Answer with a number only: how many lines of the data contain "постановлению"?

☆ ☆ ☆ ☆

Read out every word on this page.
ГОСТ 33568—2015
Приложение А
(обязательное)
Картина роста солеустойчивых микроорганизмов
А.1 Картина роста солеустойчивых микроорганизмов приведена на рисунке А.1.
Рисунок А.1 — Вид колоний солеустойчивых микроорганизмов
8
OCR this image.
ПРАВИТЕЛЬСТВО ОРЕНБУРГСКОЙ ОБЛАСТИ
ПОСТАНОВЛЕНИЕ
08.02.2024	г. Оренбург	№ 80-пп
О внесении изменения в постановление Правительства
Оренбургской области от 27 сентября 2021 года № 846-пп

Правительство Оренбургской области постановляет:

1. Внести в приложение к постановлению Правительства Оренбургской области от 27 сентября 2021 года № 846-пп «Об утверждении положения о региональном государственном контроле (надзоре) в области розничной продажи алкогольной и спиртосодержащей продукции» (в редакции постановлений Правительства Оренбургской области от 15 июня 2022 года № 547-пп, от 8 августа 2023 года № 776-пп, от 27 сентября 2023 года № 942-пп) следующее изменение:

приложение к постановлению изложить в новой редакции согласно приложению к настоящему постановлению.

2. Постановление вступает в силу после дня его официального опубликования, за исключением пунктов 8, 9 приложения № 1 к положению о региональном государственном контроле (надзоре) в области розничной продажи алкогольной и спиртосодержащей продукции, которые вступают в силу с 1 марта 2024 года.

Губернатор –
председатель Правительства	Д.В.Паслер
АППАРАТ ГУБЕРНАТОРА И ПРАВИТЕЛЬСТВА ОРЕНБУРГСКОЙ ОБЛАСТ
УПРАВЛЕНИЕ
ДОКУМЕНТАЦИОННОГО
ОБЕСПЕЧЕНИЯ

☆ ☆ ☆ ☆

[Response] 2